Identify the lines bearing the string "source" and gather them.
◆ ◆ ◆ ◆ ◆ ◆ ◆
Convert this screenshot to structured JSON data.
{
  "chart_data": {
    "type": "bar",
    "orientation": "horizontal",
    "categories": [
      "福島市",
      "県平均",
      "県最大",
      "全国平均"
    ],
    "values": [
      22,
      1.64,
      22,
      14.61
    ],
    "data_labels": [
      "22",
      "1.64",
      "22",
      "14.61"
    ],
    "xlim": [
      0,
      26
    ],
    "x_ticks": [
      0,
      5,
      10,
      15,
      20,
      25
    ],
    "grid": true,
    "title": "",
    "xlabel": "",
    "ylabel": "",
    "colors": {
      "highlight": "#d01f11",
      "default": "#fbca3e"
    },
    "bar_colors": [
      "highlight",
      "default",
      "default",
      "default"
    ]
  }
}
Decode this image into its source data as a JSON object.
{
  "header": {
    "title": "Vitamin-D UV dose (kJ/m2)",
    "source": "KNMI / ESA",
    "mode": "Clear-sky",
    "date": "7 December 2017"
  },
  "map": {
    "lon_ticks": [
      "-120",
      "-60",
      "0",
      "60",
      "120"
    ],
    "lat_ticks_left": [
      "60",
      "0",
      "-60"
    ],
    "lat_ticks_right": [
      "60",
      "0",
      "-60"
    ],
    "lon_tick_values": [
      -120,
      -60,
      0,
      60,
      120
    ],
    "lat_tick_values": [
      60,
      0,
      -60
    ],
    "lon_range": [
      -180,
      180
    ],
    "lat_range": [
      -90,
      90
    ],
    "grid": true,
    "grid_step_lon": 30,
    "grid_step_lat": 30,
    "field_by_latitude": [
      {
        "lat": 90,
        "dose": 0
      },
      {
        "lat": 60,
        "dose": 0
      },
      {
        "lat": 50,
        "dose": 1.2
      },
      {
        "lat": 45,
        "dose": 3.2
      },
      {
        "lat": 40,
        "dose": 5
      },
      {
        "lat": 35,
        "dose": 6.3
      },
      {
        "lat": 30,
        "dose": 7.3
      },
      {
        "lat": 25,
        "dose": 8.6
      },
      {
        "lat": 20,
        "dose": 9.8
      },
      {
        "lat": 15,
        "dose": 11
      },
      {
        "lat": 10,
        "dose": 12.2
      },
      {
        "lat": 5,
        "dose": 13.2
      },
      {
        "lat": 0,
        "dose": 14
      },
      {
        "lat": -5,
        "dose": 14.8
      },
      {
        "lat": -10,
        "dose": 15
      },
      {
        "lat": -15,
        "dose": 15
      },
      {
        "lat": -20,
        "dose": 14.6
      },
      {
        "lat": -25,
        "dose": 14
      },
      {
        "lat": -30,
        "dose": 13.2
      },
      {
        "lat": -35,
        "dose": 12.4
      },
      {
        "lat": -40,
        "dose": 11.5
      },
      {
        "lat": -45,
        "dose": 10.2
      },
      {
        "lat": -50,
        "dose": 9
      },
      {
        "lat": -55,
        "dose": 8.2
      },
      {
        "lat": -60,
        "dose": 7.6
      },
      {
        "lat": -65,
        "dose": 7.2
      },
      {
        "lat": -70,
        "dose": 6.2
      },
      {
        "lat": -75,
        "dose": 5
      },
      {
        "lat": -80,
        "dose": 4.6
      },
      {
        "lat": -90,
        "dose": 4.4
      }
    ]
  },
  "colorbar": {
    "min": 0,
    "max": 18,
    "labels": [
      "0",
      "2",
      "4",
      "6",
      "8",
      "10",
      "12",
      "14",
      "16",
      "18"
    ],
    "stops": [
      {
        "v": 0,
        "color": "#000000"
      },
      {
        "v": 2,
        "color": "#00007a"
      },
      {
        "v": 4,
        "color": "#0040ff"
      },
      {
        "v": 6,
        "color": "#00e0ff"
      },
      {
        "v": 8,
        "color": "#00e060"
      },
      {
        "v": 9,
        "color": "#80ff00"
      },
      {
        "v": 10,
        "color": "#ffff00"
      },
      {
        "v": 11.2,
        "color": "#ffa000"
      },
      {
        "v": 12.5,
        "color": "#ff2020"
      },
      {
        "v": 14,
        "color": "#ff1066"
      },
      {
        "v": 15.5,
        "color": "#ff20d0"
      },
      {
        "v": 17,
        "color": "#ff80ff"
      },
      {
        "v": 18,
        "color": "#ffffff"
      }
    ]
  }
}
◆ ◆ ◆ ◆ ◆ ◆ ◆
• [Output below]:
Decode this image into its source data as a JSON object.
    "source": "KNMI / ESA",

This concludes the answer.